Exercise inputs
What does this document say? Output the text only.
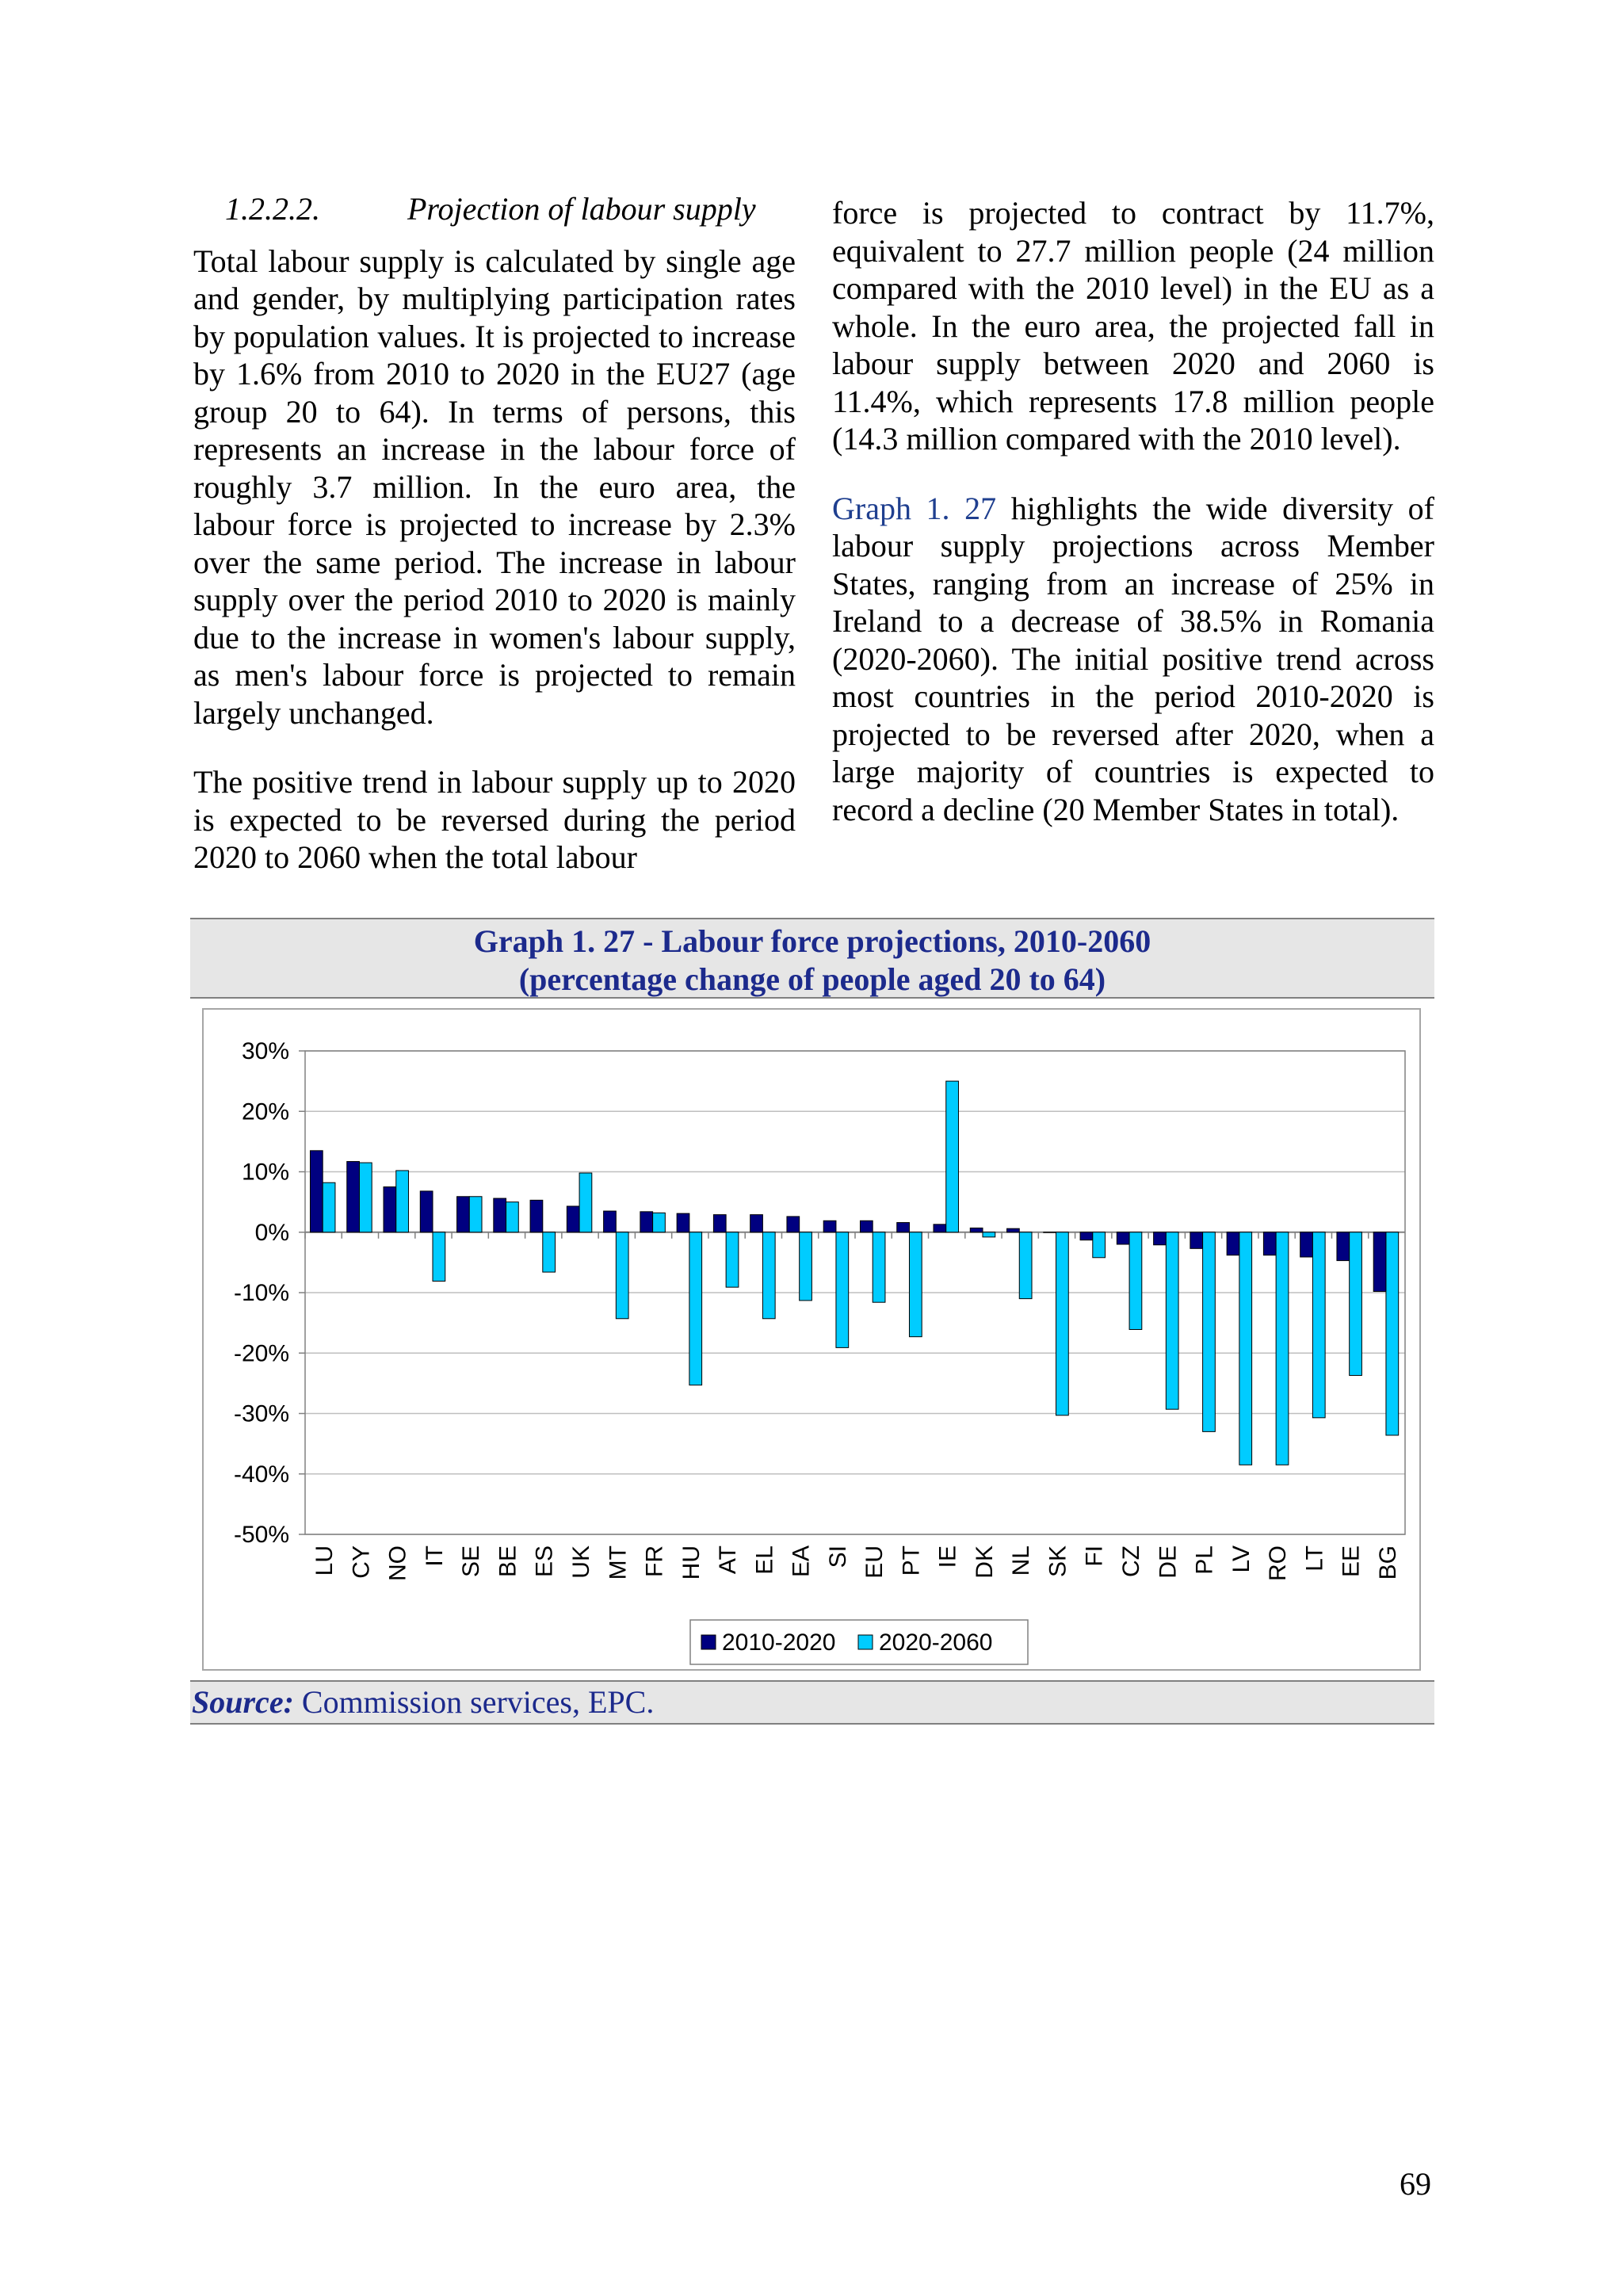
1.2.2.2.	Projection of labour supply

Total labour supply is calculated by single age and gender, by multiplying participation rates by population values. It is projected to increase by 1.6% from 2010 to 2020 in the EU27 (age group 20 to 64). In terms of persons, this represents an increase in the labour force of roughly 3.7 million. In the euro area, the labour force is projected to increase by 2.3% over the same period. The increase in labour supply over the period 2010 to 2020 is mainly due to the increase in women's labour supply, as men's labour force is projected to remain largely unchanged.

The positive trend in labour supply up to 2020 is expected to be reversed during the period 2020 to 2060 when the total labour

force is projected to contract by 11.7%, equivalent to 27.7 million people (24 million compared with the 2010 level) in the EU as a whole. In the euro area, the projected fall in labour supply between 2020 and 2060 is 11.4%, which represents 17.8 million people (14.3 million compared with the 2010 level).

Graph 1. 27 highlights the wide diversity of labour supply projections across Member States, ranging from an increase of 25% in Ireland to a decrease of 38.5% in Romania (2020-2060). The initial positive trend across most countries in the period 2010-2020 is projected to be reversed after 2020, when a large majority of countries is expected to record a decline (20 Member States in total).

Graph 1. 27 - Labour force projections, 2010-2060
(percentage change of people aged 20 to 64)
30%
20%
10%
0%
-10%
-20%
-30%
-40%
-50%
LU CY NO IT SE BE ES UK MT FR HU AT EL EA SI EU PT IE DK NL SK FI CZ DE PL LV RO LT EE BG
2010-2020 2020-2060
Source: Commission services, EPC.
69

Do this
Exactly as written, return every line of the listing, but not the pictures.

Finished answer
What does this document say? Output the text only.
1.2.2.2.	Projection of labour supply

Total labour supply is calculated by single age and gender, by multiplying participation rates by population values. It is projected to increase by 1.6% from 2010 to 2020 in the EU27 (age group 20 to 64). In terms of persons, this represents an increase in the labour force of roughly 3.7 million. In the euro area, the labour force is projected to increase by 2.3% over the same period. The increase in labour supply over the period 2010 to 2020 is mainly due to the increase in women's labour supply, as men's labour force is projected to remain largely unchanged.

The positive trend in labour supply up to 2020 is expected to be reversed during the period 2020 to 2060 when the total labour

force is projected to contract by 11.7%, equivalent to 27.7 million people (24 million compared with the 2010 level) in the EU as a whole. In the euro area, the projected fall in labour supply between 2020 and 2060 is 11.4%, which represents 17.8 million people (14.3 million compared with the 2010 level).

Graph 1. 27 highlights the wide diversity of labour supply projections across Member States, ranging from an increase of 25% in Ireland to a decrease of 38.5% in Romania (2020-2060). The initial positive trend across most countries in the period 2010-2020 is projected to be reversed after 2020, when a large majority of countries is expected to record a decline (20 Member States in total).

Graph 1. 27 - Labour force projections, 2010-2060
(percentage change of people aged 20 to 64)
30%
20%
10%
0%
-10%
-20%
-30%
-40%
-50%
LU CY NO IT SE BE ES UK MT FR HU AT EL EA SI EU PT IE DK NL SK FI CZ DE PL LV RO LT EE BG
2010-2020 2020-2060
Source: Commission services, EPC.
69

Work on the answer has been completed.